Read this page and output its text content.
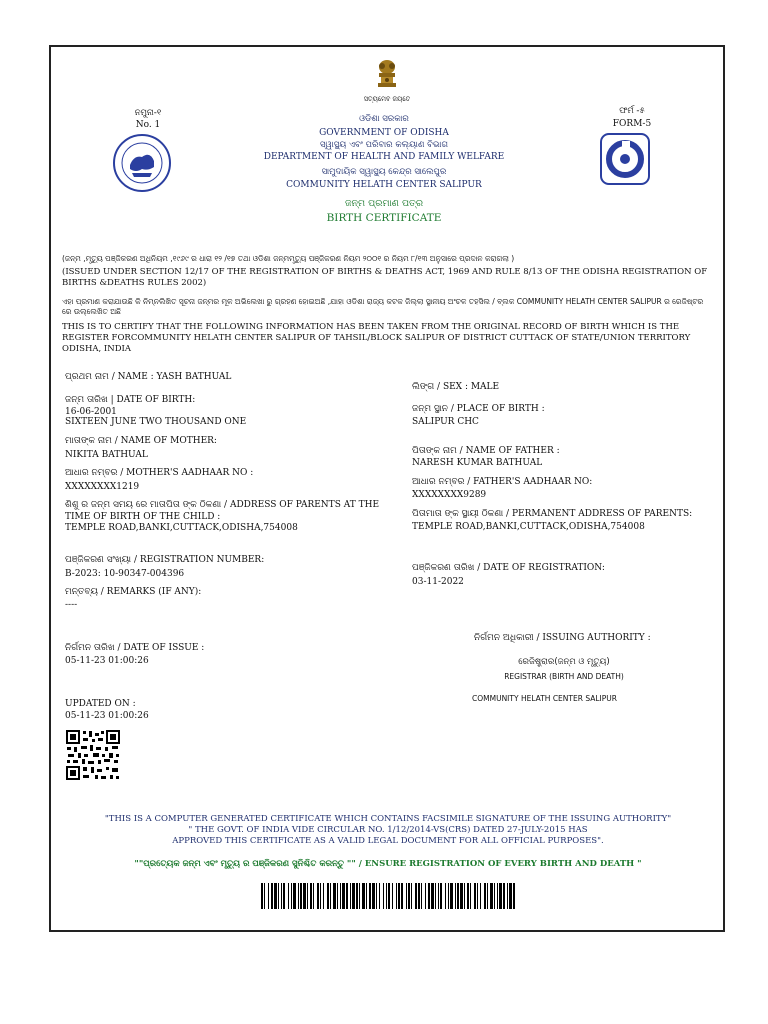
ସତ୍ୟମେବ ଜୟତେ
ନମୁନା-୧
No. 1
ଫର୍ମ -୫
FORM-5
ଓଡିଶା ସରକାର
GOVERNMENT OF ODISHA
ସ୍ୱାସ୍ଥ୍ୟ ଏବଂ ପରିବାର କଲ୍ୟାଣ ବିଭାଗ
DEPARTMENT OF HEALTH AND FAMILY WELFARE
ସାମୁଦାୟିକ ସ୍ୱାସ୍ଥ୍ୟ କେନ୍ଦ୍ର ସାଲେପୁର
COMMUNITY HELATH CENTER SALIPUR
ଜନ୍ମ ପ୍ରମାଣ ପତ୍ର
BIRTH CERTIFICATE
(ଜନ୍ମ ,ମୃତ୍ୟୁ ପଞ୍ଜିକରଣ ଅଧିନିୟମ ,୧୯୬୯ ର ଧାରା ୧୨ /୧୭ ତଥା ଓଡିଶା ଜନ୍ମମୃତ୍ୟୁ ପଞ୍ଜିକରଣ ନିୟମ ୨୦୦୧ ର ନିୟମ ୮/୧୩ ଅନୁସାରେ ପ୍ରଦାନ କରାଗଲା )
(ISSUED UNDER SECTION 12/17 OF THE REGISTRATION OF BIRTHS & DEATHS ACT, 1969 AND RULE 8/13 OF THE ODISHA REGISTRATION OF BIRTHS &DEATHS RULES 2002)
ଏହା ପ୍ରମାଣ କରାଯାଉଛି କି ନିମ୍ନଲିଖିତ ସୂଚନା ଜନ୍ମର ମୂଳ ଅଭିଲେଖା ରୁ ଗ୍ରହଣ ହୋଇଅଛି ,ଯାହା ଓଡିଶା ରାଜ୍ୟ କଟକ ଜିଲ୍ଲା ସ୍ଥାନୀୟ ଅଂଚଳ ତହସିଲ / ବ୍ଲକ COMMUNITY HELATH CENTER SALIPUR ର ରେଜିଷ୍ଟର ରେ ଉଲ୍ଲେଖିତ ଅଛି
THIS IS TO CERTIFY THAT THE FOLLOWING INFORMATION HAS BEEN TAKEN FROM THE ORIGINAL RECORD OF BIRTH WHICH IS THE REGISTER FORCOMMUNITY HELATH CENTER SALIPUR OF TAHSIL/BLOCK SALIPUR OF DISTRICT CUTTACK OF STATE/UNION TERRITORY ODISHA, INDIA
ପ୍ରଥମ ନାମ / NAME : YASH BATHUAL
ଜନ୍ମ ତାରିଖ | DATE OF BIRTH:
16-06-2001
SIXTEEN JUNE TWO THOUSAND ONE
ମାତାଙ୍କ ନାମ / NAME OF MOTHER:
NIKITA BATHUAL
ଆଧାର ନମ୍ବର / MOTHER'S AADHAAR NO :
XXXXXXXX1219
ଶିଶୁ ର ଜନ୍ମ ସମୟ ରେ ମାତାପିତା ଙ୍କ ଠିକଣା / ADDRESS OF PARENTS AT THE TIME OF BIRTH OF THE CHILD :
TEMPLE ROAD,BANKI,CUTTACK,ODISHA,754008
ପଞ୍ଜିକରଣ ସଂଖ୍ୟା / REGISTRATION NUMBER:
B-2023: 10-90347-004396
ମନ୍ତବ୍ୟ / REMARKS (IF ANY):
----
ନିର୍ଗମନ ତାରିଖ / DATE OF ISSUE :
05-11-23 01:00:26
UPDATED ON :
05-11-23 01:00:26
ଲିଙ୍ଗ / SEX : MALE
ଜନ୍ମ ସ୍ଥାନ / PLACE OF BIRTH :
SALIPUR CHC
ପିତାଙ୍କ ନାମ / NAME OF FATHER :
NARESH KUMAR BATHUAL
ଆଧାର ନମ୍ବର / FATHER'S AADHAAR NO:
XXXXXXXX9289
ପିତାମାତା ଙ୍କ ସ୍ଥାୟୀ ଠିକଣା / PERMANENT ADDRESS OF PARENTS:
TEMPLE ROAD,BANKI,CUTTACK,ODISHA,754008
ପଞ୍ଜିକରଣ ତାରିଖ / DATE OF REGISTRATION:
03-11-2022
ନିର୍ଗମନ ଅଧିକାରୀ / ISSUING AUTHORITY :
ରେଜିଷ୍ଟ୍ରାର(ଜନ୍ମ ଓ ମୃତ୍ୟୁ)
REGISTRAR (BIRTH AND DEATH)
COMMUNITY HELATH CENTER SALIPUR
"THIS IS A COMPUTER GENERATED CERTIFICATE WHICH CONTAINS FACSIMILE SIGNATURE OF THE ISSUING AUTHORITY"
" THE GOVT. OF INDIA VIDE CIRCULAR NO. 1/12/2014-VS(CRS) DATED 27-JULY-2015 HAS
APPROVED THIS CERTIFICATE AS A VALID LEGAL DOCUMENT FOR ALL OFFICIAL PURPOSES".
""ପ୍ରତ୍ୟେକ ଜନ୍ମ ଏବଂ ମୃତ୍ୟୁ ର ପଞ୍ଜିକରଣ ସୁନିଶ୍ଚିତ କରନ୍ତୁ "" / ENSURE REGISTRATION OF EVERY BIRTH AND DEATH "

━━━━━━━━

Stated goal -> Pictures are not part of the copy; reproduce everything else in the records exactly.

The solution ->
Read this page and output its text content.
ସତ୍ୟମେବ ଜୟତେ
ନମୁନା-୧
No. 1
ଫର୍ମ -୫
FORM-5
ଓଡିଶା ସରକାର
GOVERNMENT OF ODISHA
ସ୍ୱାସ୍ଥ୍ୟ ଏବଂ ପରିବାର କଲ୍ୟାଣ ବିଭାଗ
DEPARTMENT OF HEALTH AND FAMILY WELFARE
ସାମୁଦାୟିକ ସ୍ୱାସ୍ଥ୍ୟ କେନ୍ଦ୍ର ସାଲେପୁର
COMMUNITY HELATH CENTER SALIPUR
ଜନ୍ମ ପ୍ରମାଣ ପତ୍ର
BIRTH CERTIFICATE
(ଜନ୍ମ ,ମୃତ୍ୟୁ ପଞ୍ଜିକରଣ ଅଧିନିୟମ ,୧୯୬୯ ର ଧାରା ୧୨ /୧୭ ତଥା ଓଡିଶା ଜନ୍ମମୃତ୍ୟୁ ପଞ୍ଜିକରଣ ନିୟମ ୨୦୦୧ ର ନିୟମ ୮/୧୩ ଅନୁସାରେ ପ୍ରଦାନ କରାଗଲା )
(ISSUED UNDER SECTION 12/17 OF THE REGISTRATION OF BIRTHS & DEATHS ACT, 1969 AND RULE 8/13 OF THE ODISHA REGISTRATION OF BIRTHS &DEATHS RULES 2002)
ଏହା ପ୍ରମାଣ କରାଯାଉଛି କି ନିମ୍ନଲିଖିତ ସୂଚନା ଜନ୍ମର ମୂଳ ଅଭିଲେଖା ରୁ ଗ୍ରହଣ ହୋଇଅଛି ,ଯାହା ଓଡିଶା ରାଜ୍ୟ କଟକ ଜିଲ୍ଲା ସ୍ଥାନୀୟ ଅଂଚଳ ତହସିଲ / ବ୍ଲକ COMMUNITY HELATH CENTER SALIPUR ର ରେଜିଷ୍ଟର ରେ ଉଲ୍ଲେଖିତ ଅଛି
THIS IS TO CERTIFY THAT THE FOLLOWING INFORMATION HAS BEEN TAKEN FROM THE ORIGINAL RECORD OF BIRTH WHICH IS THE REGISTER FORCOMMUNITY HELATH CENTER SALIPUR OF TAHSIL/BLOCK SALIPUR OF DISTRICT CUTTACK OF STATE/UNION TERRITORY ODISHA, INDIA
ପ୍ରଥମ ନାମ / NAME : YASH BATHUAL
ଜନ୍ମ ତାରିଖ | DATE OF BIRTH:
16-06-2001
SIXTEEN JUNE TWO THOUSAND ONE
ମାତାଙ୍କ ନାମ / NAME OF MOTHER:
NIKITA BATHUAL
ଆଧାର ନମ୍ବର / MOTHER'S AADHAAR NO :
XXXXXXXX1219
ଶିଶୁ ର ଜନ୍ମ ସମୟ ରେ ମାତାପିତା ଙ୍କ ଠିକଣା / ADDRESS OF PARENTS AT THE TIME OF BIRTH OF THE CHILD :
TEMPLE ROAD,BANKI,CUTTACK,ODISHA,754008
ପଞ୍ଜିକରଣ ସଂଖ୍ୟା / REGISTRATION NUMBER:
B-2023: 10-90347-004396
ମନ୍ତବ୍ୟ / REMARKS (IF ANY):
----
ନିର୍ଗମନ ତାରିଖ / DATE OF ISSUE :
05-11-23 01:00:26
UPDATED ON :
05-11-23 01:00:26
ଲିଙ୍ଗ / SEX : MALE
ଜନ୍ମ ସ୍ଥାନ / PLACE OF BIRTH :
SALIPUR CHC
ପିତାଙ୍କ ନାମ / NAME OF FATHER :
NARESH KUMAR BATHUAL
ଆଧାର ନମ୍ବର / FATHER'S AADHAAR NO:
XXXXXXXX9289
ପିତାମାତା ଙ୍କ ସ୍ଥାୟୀ ଠିକଣା / PERMANENT ADDRESS OF PARENTS:
TEMPLE ROAD,BANKI,CUTTACK,ODISHA,754008
ପଞ୍ଜିକରଣ ତାରିଖ / DATE OF REGISTRATION:
03-11-2022
ନିର୍ଗମନ ଅଧିକାରୀ / ISSUING AUTHORITY :
ରେଜିଷ୍ଟ୍ରାର(ଜନ୍ମ ଓ ମୃତ୍ୟୁ)
REGISTRAR (BIRTH AND DEATH)
COMMUNITY HELATH CENTER SALIPUR
"THIS IS A COMPUTER GENERATED CERTIFICATE WHICH CONTAINS FACSIMILE SIGNATURE OF THE ISSUING AUTHORITY"
" THE GOVT. OF INDIA VIDE CIRCULAR NO. 1/12/2014-VS(CRS) DATED 27-JULY-2015 HAS
APPROVED THIS CERTIFICATE AS A VALID LEGAL DOCUMENT FOR ALL OFFICIAL PURPOSES".
""ପ୍ରତ୍ୟେକ ଜନ୍ମ ଏବଂ ମୃତ୍ୟୁ ର ପଞ୍ଜିକରଣ ସୁନିଶ୍ଚିତ କରନ୍ତୁ "" / ENSURE REGISTRATION OF EVERY BIRTH AND DEATH "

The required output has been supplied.